Ravine Gardens State Park in Palatka, FL really took my breath away. The combination of the unusual topography, so different from most of the flat Florida terrain, coupled with the blooming of many many colorful azaleas, still lingers in my mind. This is a large gaping crevace in the earth that was supposedly cut by the St. Johns River. I suppose the height of the flowering season for azaleas there is in the fall but I don't recall when I was there. I don't think there is much else that flowers there so the rest of the time it is flowerless.

The other thing I recall about the gardens was an 8 foot long rattler that slithered through the clearing. It also took my breath away, just before the ranger took it away to its ultimate demise.

Wednesday Jun 13th, 2004 07:28 AM

May 14-17, 2005...the Tulip Festival in Holland, Michigan...the photos that some family have taken there in the past were beautiful !

bonniebroad Jun 13th, 2004 07:39 AM

dln, I wish I were a master gardener! My husband is more the gardener (with me advising!;-) ) But I grew up on a big farm, with my grandmother (now there was a flower gardener!) and mother teaching me the love of beautiful flowers....... and we had tons on the farm! I can still smell my grandmother's huge lilac bushes over in Western North Carolina..... and she had gorgeous rose bushes than I can't manage here around Raleigh. My mother and I share a apecial love for the Spring flowers & trees.......... irises, daffodils, forsythia. She is in a nursing home now, but when I take those flowers to her, her face lights up and, in her way, she "talks" to me!

◆ SOURCE EXCERPT ◆
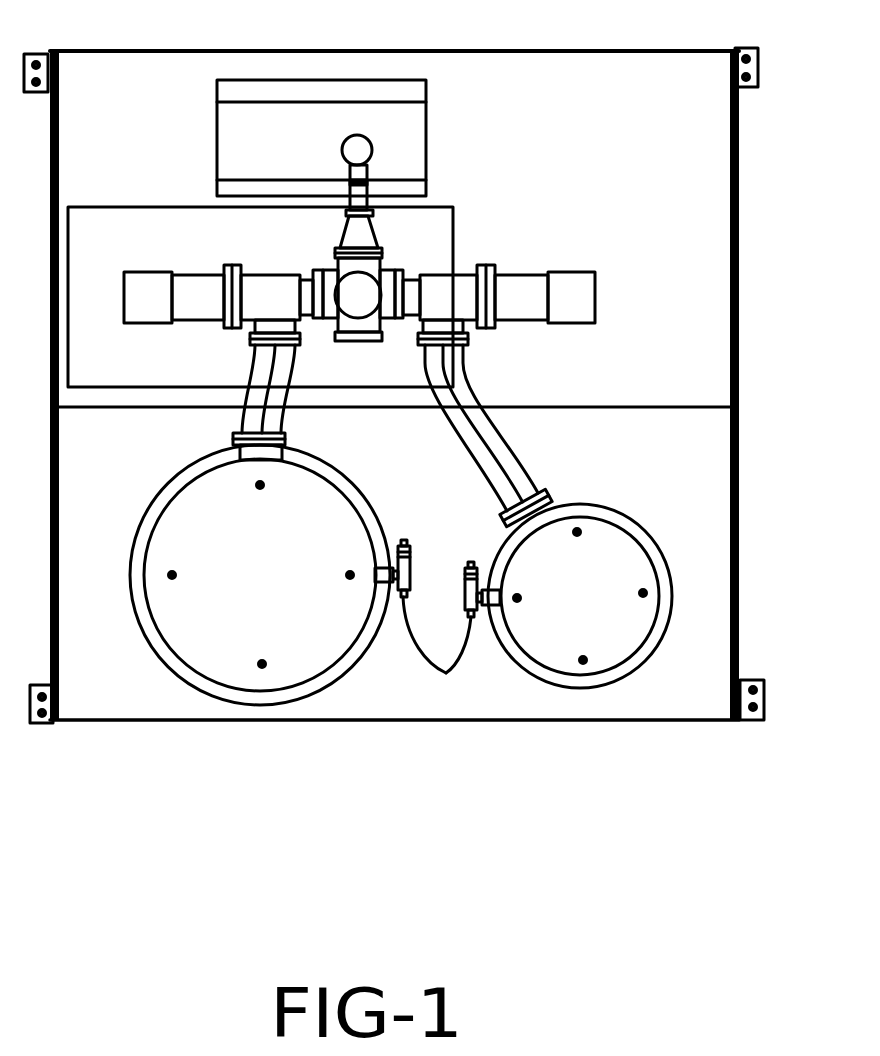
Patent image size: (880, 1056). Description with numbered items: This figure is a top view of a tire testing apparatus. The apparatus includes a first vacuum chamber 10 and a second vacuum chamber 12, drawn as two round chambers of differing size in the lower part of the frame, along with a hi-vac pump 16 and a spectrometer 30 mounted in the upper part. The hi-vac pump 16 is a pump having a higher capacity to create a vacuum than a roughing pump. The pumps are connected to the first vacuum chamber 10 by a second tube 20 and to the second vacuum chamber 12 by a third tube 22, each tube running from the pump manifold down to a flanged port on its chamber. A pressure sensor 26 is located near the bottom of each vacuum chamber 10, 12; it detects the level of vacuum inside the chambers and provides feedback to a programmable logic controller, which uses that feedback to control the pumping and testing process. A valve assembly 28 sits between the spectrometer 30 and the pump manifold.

◆ TASK STATEMENT ◆
From the gardens text, lift out the passage starting with "Ravine Gardens State" and going on through "its ultimate demise.", copied word for word.

◆ EXERCISE RESPONSE ◆
Ravine Gardens State Park in Palatka, FL really took my breath away. The combination of the unusual topography, so different from most of the flat Florida terrain, coupled with the blooming of many many colorful azaleas, still lingers in my mind. This is a large gaping crevace in the earth that was supposedly cut by the St. Johns River. I suppose the height of the flowering season for azaleas there is in the fall but I don't recall when I was there. I don't think there is much else that flowers there so the rest of the time it is flowerless.

The other thing I recall about the gardens was an 8 foot long rattler that slithered through the clearing. It also took my breath away, just before the ranger took it away to its ultimate demise.